> [TASK OBJECTIVE] Each entry below is to be duplicated verbatim.

[Figure contents as structured data]
— Start —

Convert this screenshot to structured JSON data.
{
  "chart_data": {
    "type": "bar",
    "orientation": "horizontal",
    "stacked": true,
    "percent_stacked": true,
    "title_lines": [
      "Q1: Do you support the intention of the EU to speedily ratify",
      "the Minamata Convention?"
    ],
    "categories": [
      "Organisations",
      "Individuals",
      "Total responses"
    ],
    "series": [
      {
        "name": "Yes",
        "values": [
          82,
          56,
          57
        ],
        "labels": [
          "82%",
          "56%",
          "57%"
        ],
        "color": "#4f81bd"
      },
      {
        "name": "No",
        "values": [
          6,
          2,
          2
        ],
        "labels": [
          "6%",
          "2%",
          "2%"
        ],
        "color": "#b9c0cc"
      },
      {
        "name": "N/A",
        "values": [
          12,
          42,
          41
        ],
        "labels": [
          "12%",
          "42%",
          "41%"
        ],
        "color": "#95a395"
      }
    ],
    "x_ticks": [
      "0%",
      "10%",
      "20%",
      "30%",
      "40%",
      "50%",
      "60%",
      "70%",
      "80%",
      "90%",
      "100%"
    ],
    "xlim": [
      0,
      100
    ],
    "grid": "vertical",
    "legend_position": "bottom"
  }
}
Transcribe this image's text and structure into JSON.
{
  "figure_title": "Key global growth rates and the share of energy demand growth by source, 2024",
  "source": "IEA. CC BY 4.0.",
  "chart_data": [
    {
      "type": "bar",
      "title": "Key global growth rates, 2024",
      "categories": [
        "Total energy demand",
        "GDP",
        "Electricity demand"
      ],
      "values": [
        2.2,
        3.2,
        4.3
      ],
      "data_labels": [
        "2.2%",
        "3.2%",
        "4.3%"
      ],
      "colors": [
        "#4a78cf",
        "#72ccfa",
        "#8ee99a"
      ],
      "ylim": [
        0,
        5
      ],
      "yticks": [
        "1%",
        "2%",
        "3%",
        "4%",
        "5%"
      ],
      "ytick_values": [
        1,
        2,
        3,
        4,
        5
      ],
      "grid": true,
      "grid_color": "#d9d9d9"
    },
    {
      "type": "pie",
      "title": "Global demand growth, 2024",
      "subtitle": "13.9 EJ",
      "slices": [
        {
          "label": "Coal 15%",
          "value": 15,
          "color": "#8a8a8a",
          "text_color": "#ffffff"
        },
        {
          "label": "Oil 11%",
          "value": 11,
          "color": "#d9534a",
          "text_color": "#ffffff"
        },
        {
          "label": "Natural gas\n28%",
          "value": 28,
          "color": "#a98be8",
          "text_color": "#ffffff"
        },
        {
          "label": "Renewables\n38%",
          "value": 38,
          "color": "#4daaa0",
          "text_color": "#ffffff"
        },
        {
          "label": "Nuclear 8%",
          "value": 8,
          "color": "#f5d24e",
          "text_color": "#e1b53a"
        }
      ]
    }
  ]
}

— End —

> [REPLY TO THE EXERCISE]
Convert this screenshot to structured JSON data.
{
  "chart_data": {
    "type": "bar",
    "orientation": "horizontal",
    "stacked": true,
    "percent_stacked": true,
    "title_lines": [
      "Q1: Do you support the intention of the EU to speedily ratify",
      "the Minamata Convention?"
    ],
    "categories": [
      "Organisations",
      "Individuals",
      "Total responses"
    ],
    "series": [
      {
        "name": "Yes",
        "values": [
          82,
          56,
          57
        ],
        "labels": [
          "82%",
          "56%",
          "57%"
        ],
        "color": "#4f81bd"
      },
      {
        "name": "No",
        "values": [
          6,
          2,
          2
        ],
        "labels": [
          "6%",
          "2%",
          "2%"
        ],
        "color": "#b9c0cc"
      },
      {
        "name": "N/A",
        "values": [
          12,
          42,
          41
        ],
        "labels": [
          "12%",
          "42%",
          "41%"
        ],
        "color": "#95a395"
      }
    ],
    "x_ticks": [
      "0%",
      "10%",
      "20%",
      "30%",
      "40%",
      "50%",
      "60%",
      "70%",
      "80%",
      "90%",
      "100%"
    ],
    "xlim": [
      0,
      100
    ],
    "grid": "vertical",
    "legend_position": "bottom"
  }
}
Transcribe this image's text and structure into JSON.
{
  "figure_title": "Key global growth rates and the share of energy demand growth by source, 2024",
  "source": "IEA. CC BY 4.0.",
  "chart_data": [
    {
      "type": "bar",
      "title": "Key global growth rates, 2024",
      "categories": [
        "Total energy demand",
        "GDP",
        "Electricity demand"
      ],
      "values": [
        2.2,
        3.2,
        4.3
      ],
      "data_labels": [
        "2.2%",
        "3.2%",
        "4.3%"
      ],
      "colors": [
        "#4a78cf",
        "#72ccfa",
        "#8ee99a"
      ],
      "ylim": [
        0,
        5
      ],
      "yticks": [
        "1%",
        "2%",
        "3%",
        "4%",
        "5%"
      ],
      "ytick_values": [
        1,
        2,
        3,
        4,
        5
      ],
      "grid": true,
      "grid_color": "#d9d9d9"
    },
    {
      "type": "pie",
      "title": "Global demand growth, 2024",
      "subtitle": "13.9 EJ",
      "slices": [
        {
          "label": "Coal 15%",
          "value": 15,
          "color": "#8a8a8a",
          "text_color": "#ffffff"
        },
        {
          "label": "Oil 11%",
          "value": 11,
          "color": "#d9534a",
          "text_color": "#ffffff"
        },
        {
          "label": "Natural gas\n28%",
          "value": 28,
          "color": "#a98be8",
          "text_color": "#ffffff"
        },
        {
          "label": "Renewables\n38%",
          "value": 38,
          "color": "#4daaa0",
          "text_color": "#ffffff"
        },
        {
          "label": "Nuclear 8%",
          "value": 8,
          "color": "#f5d24e",
          "text_color": "#e1b53a"
        }
      ]
    }
  ]
}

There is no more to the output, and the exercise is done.